- _Problem to work on_:
Check each line of the records for "type"; collect those that have it.
***
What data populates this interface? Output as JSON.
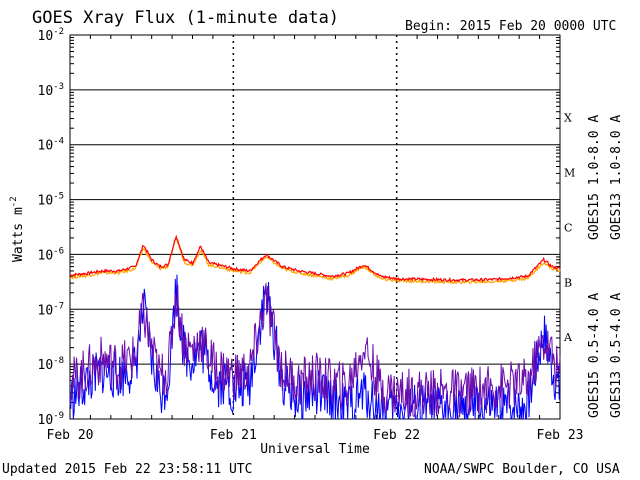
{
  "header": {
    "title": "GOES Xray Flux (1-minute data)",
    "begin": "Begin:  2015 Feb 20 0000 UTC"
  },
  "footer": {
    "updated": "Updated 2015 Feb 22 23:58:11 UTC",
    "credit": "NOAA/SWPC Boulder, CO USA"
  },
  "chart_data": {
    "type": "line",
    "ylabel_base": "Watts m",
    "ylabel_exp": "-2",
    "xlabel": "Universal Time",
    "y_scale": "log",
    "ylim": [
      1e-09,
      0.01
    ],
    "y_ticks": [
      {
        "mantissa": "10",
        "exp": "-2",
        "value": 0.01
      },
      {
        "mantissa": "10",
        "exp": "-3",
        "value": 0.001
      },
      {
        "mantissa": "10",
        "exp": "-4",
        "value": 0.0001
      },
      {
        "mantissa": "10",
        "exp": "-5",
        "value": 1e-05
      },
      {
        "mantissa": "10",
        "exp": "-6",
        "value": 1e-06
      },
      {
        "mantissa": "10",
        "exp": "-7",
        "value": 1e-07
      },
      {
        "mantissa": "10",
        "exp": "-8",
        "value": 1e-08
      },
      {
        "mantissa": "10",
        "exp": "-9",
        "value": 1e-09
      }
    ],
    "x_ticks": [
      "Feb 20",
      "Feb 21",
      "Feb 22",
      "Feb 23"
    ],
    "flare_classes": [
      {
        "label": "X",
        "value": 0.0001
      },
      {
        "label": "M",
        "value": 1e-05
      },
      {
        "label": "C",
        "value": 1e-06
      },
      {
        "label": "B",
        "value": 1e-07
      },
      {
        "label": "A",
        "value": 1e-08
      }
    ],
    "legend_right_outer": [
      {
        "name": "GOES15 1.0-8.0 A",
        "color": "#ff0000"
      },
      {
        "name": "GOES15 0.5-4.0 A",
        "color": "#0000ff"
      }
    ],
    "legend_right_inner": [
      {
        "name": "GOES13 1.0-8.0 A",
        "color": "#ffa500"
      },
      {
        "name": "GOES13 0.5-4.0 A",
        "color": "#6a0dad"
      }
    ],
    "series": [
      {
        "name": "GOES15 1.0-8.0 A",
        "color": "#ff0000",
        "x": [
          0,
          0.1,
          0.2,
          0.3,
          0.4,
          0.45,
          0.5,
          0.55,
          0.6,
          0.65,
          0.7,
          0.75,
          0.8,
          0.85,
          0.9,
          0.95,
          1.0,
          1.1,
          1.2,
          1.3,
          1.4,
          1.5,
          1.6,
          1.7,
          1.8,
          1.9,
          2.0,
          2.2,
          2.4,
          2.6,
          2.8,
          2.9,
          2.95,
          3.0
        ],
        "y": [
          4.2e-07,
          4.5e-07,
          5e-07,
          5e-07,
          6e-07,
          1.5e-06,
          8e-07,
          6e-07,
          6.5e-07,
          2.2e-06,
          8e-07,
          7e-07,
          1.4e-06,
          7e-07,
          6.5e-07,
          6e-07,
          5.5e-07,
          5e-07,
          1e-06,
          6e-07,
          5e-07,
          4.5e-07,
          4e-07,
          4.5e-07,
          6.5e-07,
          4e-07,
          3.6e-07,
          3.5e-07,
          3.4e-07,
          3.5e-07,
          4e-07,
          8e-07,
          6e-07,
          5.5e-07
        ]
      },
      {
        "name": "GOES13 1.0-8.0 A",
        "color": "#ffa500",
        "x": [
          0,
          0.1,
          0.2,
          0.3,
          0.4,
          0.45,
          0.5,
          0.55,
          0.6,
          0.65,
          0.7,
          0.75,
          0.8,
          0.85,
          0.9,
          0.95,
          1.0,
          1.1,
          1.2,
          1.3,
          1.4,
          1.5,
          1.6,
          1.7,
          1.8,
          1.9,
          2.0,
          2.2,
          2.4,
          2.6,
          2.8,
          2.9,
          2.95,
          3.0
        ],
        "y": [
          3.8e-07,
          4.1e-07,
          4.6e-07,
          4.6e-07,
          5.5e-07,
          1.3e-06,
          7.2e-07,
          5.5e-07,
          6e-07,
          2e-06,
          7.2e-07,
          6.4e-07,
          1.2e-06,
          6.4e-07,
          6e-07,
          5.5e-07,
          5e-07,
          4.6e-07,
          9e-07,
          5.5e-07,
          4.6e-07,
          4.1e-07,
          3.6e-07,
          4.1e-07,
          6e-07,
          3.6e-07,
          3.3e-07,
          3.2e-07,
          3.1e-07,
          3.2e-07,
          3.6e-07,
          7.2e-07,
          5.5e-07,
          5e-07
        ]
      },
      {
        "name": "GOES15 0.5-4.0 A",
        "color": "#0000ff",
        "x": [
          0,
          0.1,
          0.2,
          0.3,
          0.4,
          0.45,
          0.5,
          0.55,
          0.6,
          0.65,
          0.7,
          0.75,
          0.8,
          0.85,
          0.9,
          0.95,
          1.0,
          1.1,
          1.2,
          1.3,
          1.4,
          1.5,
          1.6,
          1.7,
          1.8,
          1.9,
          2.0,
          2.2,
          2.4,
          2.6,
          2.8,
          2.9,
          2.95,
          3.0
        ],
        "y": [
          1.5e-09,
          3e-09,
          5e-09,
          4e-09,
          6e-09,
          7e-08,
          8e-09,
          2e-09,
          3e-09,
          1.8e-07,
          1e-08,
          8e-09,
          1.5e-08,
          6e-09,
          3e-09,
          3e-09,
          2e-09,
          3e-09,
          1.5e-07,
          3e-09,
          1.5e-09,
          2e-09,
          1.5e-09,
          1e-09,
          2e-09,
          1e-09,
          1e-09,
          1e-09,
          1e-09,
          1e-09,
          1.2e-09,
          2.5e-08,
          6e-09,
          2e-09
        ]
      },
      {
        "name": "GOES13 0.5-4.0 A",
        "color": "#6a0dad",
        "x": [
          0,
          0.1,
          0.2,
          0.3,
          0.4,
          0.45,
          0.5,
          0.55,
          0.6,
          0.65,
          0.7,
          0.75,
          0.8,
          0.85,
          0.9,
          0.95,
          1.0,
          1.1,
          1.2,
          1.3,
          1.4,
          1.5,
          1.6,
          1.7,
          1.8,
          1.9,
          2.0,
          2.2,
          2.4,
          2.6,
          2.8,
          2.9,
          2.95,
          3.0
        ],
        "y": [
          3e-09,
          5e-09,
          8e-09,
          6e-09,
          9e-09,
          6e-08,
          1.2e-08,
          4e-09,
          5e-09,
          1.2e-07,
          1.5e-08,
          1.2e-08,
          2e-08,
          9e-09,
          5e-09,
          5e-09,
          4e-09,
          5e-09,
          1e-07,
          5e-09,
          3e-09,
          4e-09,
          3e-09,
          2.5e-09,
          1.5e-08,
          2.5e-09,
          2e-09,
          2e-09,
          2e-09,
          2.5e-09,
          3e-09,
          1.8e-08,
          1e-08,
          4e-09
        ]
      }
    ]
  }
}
***
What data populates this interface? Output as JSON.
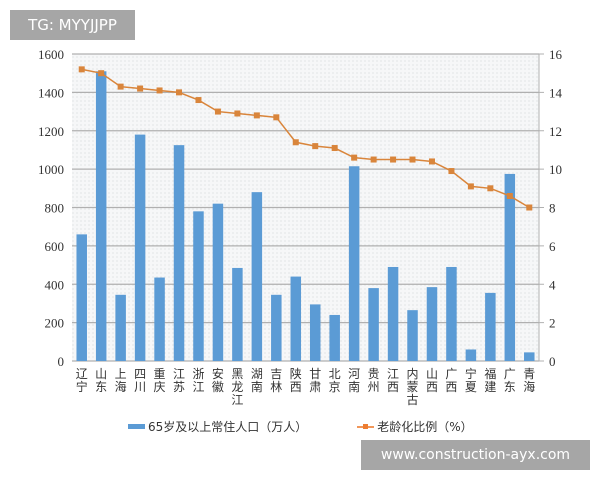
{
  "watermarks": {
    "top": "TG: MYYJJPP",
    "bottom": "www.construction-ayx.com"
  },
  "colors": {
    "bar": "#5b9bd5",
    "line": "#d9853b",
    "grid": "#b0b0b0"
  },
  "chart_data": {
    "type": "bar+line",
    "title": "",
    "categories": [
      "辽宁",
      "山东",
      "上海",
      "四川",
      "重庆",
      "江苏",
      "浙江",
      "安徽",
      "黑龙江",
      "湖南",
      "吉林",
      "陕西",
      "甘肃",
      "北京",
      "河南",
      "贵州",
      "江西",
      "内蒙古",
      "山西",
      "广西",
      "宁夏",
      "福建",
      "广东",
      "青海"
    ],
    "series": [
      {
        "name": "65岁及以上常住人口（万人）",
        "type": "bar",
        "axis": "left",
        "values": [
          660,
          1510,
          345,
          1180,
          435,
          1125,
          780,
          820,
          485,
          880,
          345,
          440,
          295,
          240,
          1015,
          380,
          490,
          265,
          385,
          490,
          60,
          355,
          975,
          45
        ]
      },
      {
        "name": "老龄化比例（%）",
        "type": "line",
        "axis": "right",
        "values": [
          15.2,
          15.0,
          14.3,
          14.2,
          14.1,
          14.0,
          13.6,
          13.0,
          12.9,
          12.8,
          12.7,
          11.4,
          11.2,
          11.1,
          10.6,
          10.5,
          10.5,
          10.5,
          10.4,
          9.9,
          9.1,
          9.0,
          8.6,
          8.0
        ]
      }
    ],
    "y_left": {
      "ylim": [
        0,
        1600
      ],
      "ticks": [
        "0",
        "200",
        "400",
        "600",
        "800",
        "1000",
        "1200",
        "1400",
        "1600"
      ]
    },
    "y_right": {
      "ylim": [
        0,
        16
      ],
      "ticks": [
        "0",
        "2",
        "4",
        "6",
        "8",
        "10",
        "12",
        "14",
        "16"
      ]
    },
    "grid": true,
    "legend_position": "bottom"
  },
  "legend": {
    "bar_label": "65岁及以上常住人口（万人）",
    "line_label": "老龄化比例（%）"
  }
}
***
- _Exercise answer_:
    "type": "line",
    "type": "bar+line",
        "type": "bar",
        "type": "line",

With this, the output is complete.